**TASK:**
Edit the records starting at the line that contains "hot-badge (40, 350, 70, 380)" and ending at the line that contains "game-card[interactable]: JL (282, 350, 398, 400)" by changing every "flame-icon" to "fire-icon" and leaving everything else unchanged. Return only those lines.

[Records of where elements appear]
— Begin —
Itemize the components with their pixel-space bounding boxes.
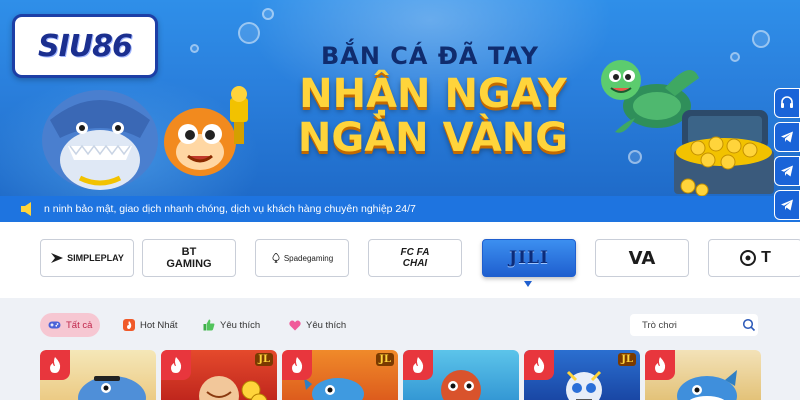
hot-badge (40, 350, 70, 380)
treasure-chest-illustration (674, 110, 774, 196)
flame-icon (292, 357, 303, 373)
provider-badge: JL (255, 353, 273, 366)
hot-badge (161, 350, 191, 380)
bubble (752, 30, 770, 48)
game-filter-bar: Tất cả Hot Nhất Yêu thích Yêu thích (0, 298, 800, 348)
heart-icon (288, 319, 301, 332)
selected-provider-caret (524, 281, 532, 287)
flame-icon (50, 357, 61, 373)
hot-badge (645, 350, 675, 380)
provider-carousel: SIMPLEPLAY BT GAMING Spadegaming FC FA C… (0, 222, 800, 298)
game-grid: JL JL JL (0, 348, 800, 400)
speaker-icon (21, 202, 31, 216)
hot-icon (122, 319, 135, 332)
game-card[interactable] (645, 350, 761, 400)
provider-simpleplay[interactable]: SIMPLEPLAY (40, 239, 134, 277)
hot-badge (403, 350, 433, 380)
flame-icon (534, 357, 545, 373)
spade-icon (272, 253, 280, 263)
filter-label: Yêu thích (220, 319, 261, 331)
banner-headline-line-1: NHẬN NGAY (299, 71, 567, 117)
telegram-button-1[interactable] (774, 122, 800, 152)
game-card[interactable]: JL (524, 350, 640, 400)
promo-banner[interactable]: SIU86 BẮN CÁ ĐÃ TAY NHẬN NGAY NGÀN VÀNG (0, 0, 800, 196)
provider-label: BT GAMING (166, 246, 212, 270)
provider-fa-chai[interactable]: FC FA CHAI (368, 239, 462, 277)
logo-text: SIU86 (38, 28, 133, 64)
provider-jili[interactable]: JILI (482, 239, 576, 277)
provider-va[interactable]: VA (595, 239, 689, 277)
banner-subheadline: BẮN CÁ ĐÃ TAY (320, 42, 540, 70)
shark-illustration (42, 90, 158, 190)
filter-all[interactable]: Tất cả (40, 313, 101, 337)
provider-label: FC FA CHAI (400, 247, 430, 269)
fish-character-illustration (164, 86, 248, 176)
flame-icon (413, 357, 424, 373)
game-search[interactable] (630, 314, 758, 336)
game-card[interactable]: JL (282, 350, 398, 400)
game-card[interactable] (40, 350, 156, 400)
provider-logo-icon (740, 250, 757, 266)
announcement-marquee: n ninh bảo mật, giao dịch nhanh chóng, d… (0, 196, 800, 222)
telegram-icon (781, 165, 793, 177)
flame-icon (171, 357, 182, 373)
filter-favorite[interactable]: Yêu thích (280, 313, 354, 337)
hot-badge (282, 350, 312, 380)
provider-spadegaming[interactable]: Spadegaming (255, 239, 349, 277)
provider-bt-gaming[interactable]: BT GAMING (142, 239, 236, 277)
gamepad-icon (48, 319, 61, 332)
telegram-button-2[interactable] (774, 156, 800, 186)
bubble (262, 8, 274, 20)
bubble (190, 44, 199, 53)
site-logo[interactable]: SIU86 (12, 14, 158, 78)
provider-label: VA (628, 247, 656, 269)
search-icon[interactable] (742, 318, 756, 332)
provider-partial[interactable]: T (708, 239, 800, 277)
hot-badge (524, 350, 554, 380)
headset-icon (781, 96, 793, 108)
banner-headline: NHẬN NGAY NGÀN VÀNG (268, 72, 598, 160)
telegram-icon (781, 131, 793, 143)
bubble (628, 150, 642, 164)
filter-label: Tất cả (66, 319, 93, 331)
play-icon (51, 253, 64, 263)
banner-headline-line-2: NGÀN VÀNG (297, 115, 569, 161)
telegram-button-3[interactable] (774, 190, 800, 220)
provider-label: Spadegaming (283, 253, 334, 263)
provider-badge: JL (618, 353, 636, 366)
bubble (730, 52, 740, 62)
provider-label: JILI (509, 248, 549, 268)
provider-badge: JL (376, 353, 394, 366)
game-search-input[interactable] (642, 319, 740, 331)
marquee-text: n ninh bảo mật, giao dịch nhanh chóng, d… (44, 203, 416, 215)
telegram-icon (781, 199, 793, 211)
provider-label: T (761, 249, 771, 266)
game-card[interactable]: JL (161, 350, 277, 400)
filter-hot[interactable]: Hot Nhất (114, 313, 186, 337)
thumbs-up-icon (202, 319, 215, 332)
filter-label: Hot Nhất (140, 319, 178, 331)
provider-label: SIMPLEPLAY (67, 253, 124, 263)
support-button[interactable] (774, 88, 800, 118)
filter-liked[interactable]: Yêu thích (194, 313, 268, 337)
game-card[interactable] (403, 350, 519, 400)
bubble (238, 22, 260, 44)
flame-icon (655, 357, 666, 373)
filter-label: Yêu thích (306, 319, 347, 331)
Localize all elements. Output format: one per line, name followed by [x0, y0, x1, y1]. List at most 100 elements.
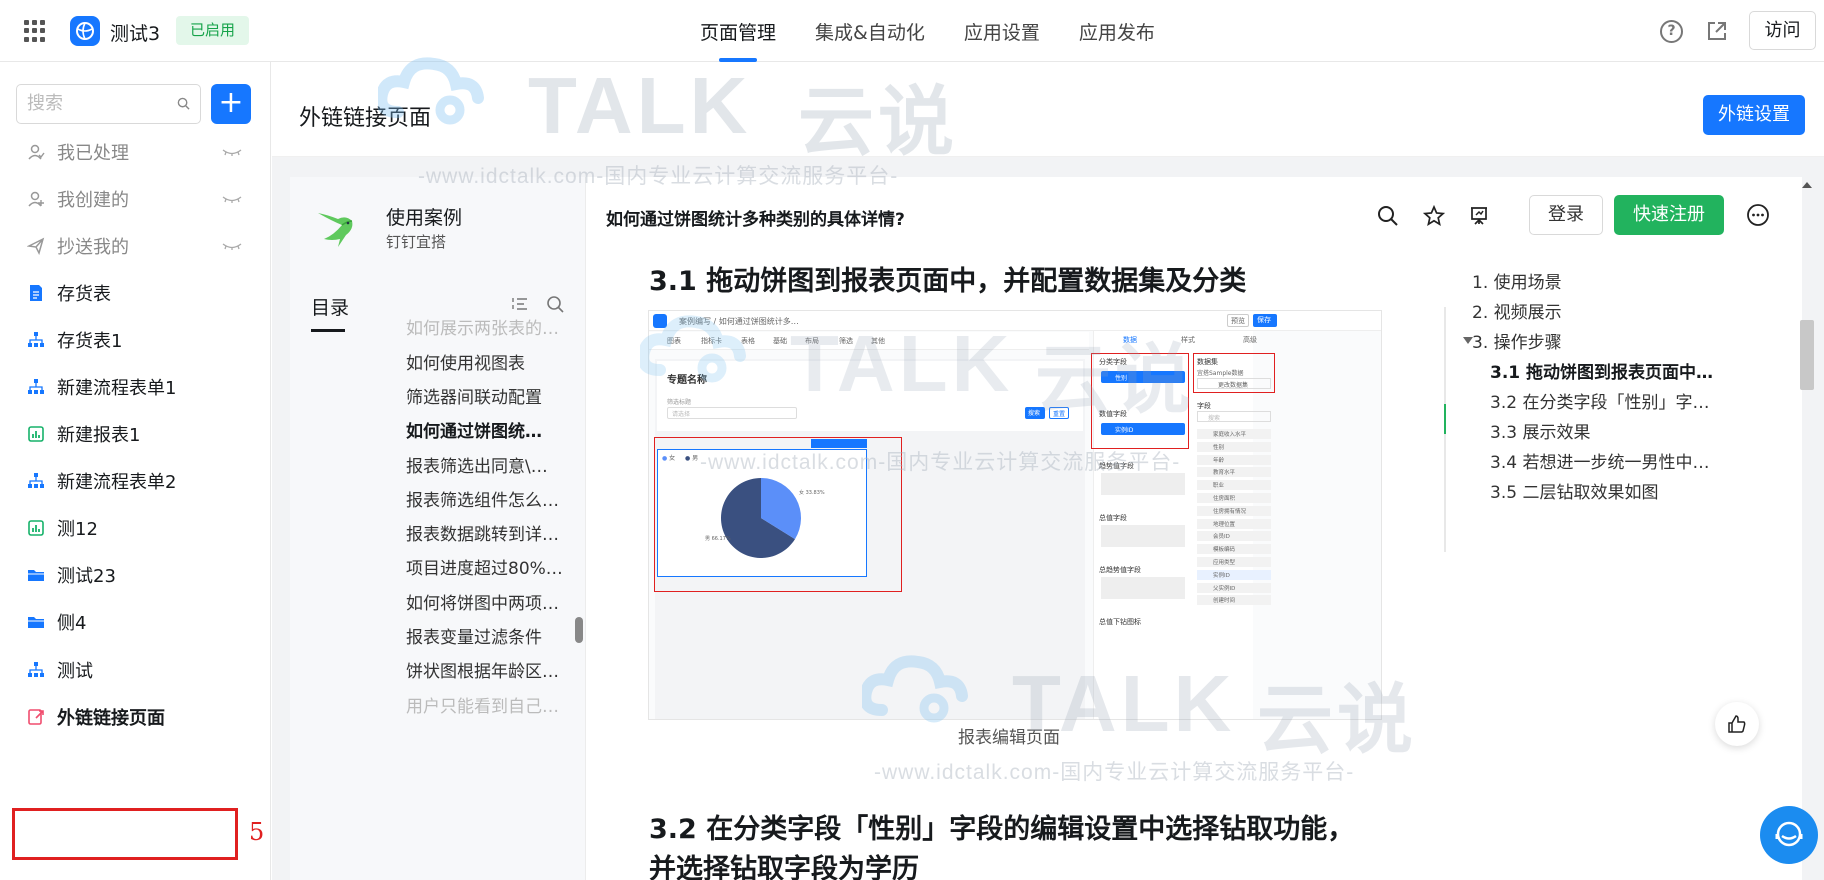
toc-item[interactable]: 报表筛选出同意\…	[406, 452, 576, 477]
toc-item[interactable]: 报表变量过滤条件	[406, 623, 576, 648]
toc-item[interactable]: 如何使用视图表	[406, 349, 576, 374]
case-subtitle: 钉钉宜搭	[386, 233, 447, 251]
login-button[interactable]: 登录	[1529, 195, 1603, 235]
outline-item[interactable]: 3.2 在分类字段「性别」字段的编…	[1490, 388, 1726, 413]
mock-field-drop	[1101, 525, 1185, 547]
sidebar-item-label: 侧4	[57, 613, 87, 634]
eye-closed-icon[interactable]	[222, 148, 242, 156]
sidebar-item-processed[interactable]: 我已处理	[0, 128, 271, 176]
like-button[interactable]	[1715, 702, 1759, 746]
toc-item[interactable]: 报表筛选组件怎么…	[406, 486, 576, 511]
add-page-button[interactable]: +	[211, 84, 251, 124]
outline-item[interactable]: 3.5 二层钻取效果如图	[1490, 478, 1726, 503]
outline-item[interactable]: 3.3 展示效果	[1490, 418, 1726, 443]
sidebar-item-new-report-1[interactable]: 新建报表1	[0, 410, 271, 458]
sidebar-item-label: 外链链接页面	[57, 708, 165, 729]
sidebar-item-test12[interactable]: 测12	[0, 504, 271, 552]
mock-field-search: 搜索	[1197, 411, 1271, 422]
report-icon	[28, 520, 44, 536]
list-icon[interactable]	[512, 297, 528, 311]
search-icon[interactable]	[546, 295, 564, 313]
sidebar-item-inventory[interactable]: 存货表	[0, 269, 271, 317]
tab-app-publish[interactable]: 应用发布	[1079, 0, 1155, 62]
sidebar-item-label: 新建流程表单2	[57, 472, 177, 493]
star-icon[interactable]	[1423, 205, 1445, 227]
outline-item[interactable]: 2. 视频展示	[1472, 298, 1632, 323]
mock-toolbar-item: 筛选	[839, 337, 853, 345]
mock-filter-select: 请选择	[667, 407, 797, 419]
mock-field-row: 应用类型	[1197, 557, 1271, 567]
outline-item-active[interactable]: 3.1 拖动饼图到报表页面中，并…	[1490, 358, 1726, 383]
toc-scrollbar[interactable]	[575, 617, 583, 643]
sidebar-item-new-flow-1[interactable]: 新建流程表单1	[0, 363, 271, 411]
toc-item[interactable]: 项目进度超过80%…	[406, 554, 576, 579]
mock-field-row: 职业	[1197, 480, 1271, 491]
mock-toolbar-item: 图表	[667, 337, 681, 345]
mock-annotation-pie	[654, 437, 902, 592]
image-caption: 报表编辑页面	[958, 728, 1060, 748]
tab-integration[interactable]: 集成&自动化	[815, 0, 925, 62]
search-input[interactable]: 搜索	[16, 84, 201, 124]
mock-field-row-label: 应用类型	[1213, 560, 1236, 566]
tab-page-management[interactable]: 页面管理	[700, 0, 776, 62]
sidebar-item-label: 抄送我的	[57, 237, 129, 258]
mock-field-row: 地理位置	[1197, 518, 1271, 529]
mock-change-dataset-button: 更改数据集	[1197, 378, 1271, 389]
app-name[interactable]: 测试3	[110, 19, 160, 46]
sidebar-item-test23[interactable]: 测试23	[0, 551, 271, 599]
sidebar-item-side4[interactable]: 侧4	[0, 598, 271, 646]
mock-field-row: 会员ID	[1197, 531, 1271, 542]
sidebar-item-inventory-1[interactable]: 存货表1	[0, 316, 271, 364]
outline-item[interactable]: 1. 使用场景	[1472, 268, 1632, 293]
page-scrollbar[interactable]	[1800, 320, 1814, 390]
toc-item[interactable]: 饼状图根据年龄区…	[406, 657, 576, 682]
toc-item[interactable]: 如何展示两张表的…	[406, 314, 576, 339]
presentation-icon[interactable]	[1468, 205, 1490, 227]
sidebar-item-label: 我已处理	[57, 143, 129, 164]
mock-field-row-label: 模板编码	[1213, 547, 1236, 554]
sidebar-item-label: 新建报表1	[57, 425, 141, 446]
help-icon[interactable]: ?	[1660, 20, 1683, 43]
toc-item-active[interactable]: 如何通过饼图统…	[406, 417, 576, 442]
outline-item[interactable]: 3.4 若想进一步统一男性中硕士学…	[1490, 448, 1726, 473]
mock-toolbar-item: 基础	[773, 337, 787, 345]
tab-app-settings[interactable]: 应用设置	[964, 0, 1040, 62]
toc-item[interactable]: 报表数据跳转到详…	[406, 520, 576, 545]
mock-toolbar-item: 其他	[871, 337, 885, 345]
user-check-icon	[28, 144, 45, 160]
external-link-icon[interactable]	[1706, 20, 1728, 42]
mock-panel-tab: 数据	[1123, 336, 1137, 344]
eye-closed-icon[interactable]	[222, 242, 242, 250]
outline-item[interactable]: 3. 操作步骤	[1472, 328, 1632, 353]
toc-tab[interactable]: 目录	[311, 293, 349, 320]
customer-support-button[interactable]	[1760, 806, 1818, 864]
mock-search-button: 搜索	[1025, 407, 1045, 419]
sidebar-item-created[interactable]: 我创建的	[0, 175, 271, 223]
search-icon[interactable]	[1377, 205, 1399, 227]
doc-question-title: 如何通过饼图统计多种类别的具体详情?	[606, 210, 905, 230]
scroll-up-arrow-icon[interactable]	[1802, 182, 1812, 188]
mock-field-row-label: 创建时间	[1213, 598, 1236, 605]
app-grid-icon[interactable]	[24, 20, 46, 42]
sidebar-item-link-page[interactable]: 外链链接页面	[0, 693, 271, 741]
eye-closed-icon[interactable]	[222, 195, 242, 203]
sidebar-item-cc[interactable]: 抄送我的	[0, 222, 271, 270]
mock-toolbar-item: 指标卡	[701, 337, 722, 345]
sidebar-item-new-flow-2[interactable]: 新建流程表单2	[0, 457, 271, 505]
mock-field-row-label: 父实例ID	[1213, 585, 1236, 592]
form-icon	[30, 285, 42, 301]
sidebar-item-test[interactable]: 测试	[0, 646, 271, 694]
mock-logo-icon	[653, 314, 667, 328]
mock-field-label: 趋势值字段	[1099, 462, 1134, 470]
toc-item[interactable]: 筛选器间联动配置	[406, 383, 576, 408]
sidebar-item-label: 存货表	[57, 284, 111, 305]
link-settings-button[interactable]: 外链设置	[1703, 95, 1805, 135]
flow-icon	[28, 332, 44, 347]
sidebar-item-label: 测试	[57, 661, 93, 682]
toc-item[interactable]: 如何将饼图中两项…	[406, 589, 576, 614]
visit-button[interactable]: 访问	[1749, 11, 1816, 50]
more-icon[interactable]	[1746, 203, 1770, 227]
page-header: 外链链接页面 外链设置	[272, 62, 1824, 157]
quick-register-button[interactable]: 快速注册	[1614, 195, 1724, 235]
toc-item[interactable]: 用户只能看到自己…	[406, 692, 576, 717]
— End —
**RESULT FOR THIS TASK:**
hot-badge (40, 350, 70, 380)
treasure-chest-illustration (674, 110, 774, 196)
fire-icon (292, 357, 303, 373)
provider-badge: JL (255, 353, 273, 366)
hot-badge (161, 350, 191, 380)
bubble (752, 30, 770, 48)
game-filter-bar: Tất cả Hot Nhất Yêu thích Yêu thích (0, 298, 800, 348)
heart-icon (288, 319, 301, 332)
selected-provider-caret (524, 281, 532, 287)
fire-icon (50, 357, 61, 373)
hot-badge (645, 350, 675, 380)
provider-carousel: SIMPLEPLAY BT GAMING Spadegaming FC FA C… (0, 222, 800, 298)
game-grid: JL JL JL (0, 348, 800, 400)
speaker-icon (21, 202, 31, 216)
hot-icon (122, 319, 135, 332)
game-card[interactable] (645, 350, 761, 400)
provider-simpleplay[interactable]: SIMPLEPLAY (40, 239, 134, 277)
hot-badge (403, 350, 433, 380)
fire-icon (534, 357, 545, 373)
spade-icon (272, 253, 280, 263)
filter-label: Yêu thích (220, 319, 261, 331)
banner-headline-line-1: NHẬN NGAY (299, 71, 567, 117)
telegram-button-1[interactable] (774, 122, 800, 152)
game-card[interactable]: JL (524, 350, 640, 400)
promo-banner[interactable]: SIU86 BẮN CÁ ĐÃ TAY NHẬN NGAY NGÀN VÀNG (0, 0, 800, 196)
provider-label: BT GAMING (166, 246, 212, 270)
provider-fa-chai[interactable]: FC FA CHAI (368, 239, 462, 277)
logo-text: SIU86 (38, 28, 133, 64)
provider-jili[interactable]: JILI (482, 239, 576, 277)
provider-va[interactable]: VA (595, 239, 689, 277)
banner-subheadline: BẮN CÁ ĐÃ TAY (320, 42, 540, 70)
shark-illustration (42, 90, 158, 190)
filter-all[interactable]: Tất cả (40, 313, 101, 337)
provider-label: FC FA CHAI (400, 247, 430, 269)
fish-character-illustration (164, 86, 248, 176)
fire-icon (413, 357, 424, 373)
game-search[interactable] (630, 314, 758, 336)
game-card[interactable]: JL (282, 350, 398, 400)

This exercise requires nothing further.